_What is needed_. Track down every line below that holds "content" and copy it.

_Listed records_.

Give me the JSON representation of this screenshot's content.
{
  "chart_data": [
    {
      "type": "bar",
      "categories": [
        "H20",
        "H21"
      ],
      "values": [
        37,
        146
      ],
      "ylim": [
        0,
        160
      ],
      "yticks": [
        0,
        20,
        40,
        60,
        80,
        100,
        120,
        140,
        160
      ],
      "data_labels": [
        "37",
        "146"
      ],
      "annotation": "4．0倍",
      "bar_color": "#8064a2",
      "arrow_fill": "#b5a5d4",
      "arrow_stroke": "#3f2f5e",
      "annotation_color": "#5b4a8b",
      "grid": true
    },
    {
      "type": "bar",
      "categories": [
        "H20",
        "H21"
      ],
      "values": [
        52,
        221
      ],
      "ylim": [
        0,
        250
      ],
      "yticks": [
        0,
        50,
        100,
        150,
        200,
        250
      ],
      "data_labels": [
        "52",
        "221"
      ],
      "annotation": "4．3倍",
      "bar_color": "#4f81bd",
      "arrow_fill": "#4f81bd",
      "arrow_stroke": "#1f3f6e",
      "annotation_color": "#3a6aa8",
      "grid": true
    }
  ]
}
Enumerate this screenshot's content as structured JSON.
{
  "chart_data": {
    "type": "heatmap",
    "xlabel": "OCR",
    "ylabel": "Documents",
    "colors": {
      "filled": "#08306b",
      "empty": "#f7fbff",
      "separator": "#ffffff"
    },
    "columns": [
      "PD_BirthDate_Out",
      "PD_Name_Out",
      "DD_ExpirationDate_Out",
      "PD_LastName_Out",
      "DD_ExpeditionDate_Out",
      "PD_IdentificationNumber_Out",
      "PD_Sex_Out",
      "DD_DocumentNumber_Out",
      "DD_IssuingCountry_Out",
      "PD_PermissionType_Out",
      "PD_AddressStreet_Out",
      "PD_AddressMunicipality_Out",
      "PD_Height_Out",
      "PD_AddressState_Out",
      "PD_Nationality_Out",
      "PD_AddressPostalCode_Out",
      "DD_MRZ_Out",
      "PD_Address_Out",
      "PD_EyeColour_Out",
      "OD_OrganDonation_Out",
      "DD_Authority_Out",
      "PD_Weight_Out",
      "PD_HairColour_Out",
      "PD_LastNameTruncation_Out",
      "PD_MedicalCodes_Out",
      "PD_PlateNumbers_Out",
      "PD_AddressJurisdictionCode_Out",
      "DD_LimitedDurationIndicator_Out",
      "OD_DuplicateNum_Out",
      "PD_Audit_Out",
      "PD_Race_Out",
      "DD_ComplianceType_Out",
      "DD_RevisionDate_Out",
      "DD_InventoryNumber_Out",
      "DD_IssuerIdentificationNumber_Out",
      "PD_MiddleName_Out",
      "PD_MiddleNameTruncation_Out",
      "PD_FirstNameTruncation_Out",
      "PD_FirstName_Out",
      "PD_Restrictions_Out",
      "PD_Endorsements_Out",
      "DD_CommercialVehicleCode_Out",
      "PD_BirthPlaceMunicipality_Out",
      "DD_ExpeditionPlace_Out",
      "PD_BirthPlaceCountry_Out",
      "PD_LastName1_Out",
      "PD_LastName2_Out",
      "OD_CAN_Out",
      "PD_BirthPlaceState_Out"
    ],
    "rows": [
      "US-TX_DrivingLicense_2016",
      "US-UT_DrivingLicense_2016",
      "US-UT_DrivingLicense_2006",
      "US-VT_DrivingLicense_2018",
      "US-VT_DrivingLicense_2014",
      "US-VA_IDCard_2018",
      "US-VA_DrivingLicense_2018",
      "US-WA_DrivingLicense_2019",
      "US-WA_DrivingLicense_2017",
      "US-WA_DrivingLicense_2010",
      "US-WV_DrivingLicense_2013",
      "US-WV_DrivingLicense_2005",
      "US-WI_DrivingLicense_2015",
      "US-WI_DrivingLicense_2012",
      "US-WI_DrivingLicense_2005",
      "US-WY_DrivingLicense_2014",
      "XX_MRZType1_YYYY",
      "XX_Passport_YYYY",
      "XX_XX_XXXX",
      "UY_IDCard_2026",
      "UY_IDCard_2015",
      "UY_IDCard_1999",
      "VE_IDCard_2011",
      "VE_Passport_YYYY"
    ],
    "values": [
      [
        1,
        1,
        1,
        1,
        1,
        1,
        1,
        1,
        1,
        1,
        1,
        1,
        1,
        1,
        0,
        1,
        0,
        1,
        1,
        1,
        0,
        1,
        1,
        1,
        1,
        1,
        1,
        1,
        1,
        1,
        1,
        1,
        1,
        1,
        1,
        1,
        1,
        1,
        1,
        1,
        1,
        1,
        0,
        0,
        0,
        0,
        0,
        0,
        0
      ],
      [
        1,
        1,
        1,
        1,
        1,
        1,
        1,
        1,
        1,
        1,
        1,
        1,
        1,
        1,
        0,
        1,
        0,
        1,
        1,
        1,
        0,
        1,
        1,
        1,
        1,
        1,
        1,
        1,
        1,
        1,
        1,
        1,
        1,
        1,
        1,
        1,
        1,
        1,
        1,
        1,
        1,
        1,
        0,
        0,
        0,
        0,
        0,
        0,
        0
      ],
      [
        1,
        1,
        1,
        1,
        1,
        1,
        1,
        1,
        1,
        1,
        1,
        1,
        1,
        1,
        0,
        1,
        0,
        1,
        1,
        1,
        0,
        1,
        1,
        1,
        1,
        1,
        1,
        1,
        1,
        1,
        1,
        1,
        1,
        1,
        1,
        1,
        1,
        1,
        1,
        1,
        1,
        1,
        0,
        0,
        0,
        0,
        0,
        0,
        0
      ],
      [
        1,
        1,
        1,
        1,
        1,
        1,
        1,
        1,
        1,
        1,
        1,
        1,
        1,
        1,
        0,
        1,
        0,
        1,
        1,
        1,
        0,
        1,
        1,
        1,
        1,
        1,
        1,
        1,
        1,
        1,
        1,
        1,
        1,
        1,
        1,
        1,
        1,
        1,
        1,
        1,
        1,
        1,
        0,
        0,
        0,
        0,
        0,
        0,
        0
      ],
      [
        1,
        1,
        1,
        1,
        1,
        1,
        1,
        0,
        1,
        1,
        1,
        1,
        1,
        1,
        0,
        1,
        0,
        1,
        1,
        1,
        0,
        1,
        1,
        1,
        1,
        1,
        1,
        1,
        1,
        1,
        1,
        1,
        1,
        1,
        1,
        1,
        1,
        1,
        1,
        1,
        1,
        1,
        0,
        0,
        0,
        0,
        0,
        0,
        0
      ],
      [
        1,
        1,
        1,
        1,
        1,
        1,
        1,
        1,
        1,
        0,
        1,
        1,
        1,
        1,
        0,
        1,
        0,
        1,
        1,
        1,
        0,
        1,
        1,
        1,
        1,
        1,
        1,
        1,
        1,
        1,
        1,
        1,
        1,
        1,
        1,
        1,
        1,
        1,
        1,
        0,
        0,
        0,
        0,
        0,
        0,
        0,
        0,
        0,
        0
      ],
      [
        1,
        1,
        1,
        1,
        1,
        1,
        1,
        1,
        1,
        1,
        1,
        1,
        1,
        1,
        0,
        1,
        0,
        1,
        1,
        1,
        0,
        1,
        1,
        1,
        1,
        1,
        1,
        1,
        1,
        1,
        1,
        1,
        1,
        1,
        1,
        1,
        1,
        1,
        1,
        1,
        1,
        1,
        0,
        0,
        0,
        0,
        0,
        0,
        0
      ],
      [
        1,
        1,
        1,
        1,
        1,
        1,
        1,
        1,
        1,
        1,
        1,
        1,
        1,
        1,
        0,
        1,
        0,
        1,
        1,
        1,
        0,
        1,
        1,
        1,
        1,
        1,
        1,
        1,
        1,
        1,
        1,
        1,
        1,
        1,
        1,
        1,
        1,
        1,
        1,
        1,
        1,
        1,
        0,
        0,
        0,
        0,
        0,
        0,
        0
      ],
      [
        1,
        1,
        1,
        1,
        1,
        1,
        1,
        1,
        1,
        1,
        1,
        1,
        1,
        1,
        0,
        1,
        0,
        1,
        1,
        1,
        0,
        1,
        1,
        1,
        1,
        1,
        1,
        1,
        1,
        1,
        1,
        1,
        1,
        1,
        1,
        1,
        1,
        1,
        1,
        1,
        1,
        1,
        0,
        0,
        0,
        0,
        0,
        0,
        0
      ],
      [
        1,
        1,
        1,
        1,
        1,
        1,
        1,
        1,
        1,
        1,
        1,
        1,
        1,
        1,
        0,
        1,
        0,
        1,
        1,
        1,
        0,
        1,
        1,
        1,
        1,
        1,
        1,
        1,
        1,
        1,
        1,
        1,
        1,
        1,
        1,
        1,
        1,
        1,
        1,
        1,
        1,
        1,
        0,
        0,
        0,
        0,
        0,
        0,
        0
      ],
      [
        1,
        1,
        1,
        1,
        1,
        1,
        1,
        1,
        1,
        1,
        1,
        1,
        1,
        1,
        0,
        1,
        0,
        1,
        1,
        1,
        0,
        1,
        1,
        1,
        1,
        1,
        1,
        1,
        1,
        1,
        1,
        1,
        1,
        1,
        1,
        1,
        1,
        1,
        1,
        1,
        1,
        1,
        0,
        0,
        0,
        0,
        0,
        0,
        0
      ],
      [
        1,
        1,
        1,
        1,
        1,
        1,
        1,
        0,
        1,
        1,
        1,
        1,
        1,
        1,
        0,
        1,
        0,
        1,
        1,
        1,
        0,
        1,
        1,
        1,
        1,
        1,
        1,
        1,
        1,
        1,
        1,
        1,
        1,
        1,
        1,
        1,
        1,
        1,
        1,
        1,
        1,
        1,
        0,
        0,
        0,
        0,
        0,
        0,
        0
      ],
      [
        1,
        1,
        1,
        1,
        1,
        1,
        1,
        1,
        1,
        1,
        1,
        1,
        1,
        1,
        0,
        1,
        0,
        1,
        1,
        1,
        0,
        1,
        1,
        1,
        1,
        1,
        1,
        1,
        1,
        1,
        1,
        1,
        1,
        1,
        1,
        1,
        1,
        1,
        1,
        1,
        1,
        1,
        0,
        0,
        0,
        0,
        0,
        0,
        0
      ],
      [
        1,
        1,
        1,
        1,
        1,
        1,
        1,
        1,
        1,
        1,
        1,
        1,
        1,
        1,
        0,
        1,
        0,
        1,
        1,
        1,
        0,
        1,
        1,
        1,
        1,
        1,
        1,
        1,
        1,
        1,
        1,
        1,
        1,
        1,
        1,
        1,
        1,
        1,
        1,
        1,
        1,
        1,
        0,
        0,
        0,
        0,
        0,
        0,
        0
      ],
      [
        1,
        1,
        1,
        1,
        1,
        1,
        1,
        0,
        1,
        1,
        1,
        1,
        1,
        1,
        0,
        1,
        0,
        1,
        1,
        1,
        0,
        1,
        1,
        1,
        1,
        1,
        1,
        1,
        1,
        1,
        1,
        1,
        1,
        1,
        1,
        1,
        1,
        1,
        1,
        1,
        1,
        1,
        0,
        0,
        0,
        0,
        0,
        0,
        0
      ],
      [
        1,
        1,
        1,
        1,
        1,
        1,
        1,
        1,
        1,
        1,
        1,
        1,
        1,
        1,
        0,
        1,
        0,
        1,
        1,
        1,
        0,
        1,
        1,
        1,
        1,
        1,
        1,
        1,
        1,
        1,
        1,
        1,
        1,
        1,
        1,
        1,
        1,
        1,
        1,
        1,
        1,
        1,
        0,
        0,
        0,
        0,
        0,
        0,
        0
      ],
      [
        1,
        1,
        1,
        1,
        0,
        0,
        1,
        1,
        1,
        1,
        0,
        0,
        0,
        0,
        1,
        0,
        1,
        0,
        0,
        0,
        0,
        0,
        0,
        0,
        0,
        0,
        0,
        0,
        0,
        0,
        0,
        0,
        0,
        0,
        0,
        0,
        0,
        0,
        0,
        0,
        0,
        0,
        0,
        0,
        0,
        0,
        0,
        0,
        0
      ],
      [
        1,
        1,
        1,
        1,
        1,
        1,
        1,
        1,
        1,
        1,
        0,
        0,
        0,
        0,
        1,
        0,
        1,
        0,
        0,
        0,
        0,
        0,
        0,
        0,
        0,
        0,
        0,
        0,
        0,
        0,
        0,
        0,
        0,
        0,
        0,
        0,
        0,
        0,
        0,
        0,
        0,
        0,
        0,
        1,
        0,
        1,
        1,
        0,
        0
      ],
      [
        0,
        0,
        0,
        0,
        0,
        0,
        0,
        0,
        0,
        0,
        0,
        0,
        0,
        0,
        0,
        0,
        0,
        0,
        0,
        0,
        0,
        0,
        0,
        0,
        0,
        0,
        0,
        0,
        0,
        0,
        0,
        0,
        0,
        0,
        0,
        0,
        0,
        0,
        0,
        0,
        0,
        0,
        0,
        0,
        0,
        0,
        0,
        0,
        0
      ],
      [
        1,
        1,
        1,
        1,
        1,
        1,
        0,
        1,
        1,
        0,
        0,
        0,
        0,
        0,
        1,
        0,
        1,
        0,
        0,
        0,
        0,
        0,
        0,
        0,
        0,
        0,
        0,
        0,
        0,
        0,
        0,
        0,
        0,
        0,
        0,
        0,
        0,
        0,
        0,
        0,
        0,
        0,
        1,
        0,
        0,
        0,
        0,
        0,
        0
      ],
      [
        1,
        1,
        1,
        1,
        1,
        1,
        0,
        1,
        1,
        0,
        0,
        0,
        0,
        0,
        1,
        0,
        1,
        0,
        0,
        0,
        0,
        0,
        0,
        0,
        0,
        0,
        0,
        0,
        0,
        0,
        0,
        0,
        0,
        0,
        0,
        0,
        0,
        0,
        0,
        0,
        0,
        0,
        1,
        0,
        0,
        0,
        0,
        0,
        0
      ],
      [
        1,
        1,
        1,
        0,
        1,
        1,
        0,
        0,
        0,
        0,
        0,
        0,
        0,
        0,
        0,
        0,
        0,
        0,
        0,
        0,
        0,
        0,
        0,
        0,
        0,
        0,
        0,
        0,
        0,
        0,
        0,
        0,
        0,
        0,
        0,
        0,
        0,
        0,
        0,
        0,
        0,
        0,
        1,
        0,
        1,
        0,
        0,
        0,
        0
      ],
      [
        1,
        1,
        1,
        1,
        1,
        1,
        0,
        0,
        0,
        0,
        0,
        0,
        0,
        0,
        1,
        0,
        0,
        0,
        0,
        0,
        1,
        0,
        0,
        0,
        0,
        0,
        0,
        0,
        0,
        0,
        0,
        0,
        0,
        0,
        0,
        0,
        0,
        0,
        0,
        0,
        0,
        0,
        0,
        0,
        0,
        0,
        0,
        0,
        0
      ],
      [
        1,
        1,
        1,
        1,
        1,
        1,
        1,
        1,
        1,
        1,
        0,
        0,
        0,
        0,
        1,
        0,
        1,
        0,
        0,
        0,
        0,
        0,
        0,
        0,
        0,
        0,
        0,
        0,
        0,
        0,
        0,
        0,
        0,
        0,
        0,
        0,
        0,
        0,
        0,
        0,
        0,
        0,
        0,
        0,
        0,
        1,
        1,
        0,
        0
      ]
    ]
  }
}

_The solution_.
Give me the JSON representation of this screenshot's content.
Enumerate this screenshot's content as structured JSON.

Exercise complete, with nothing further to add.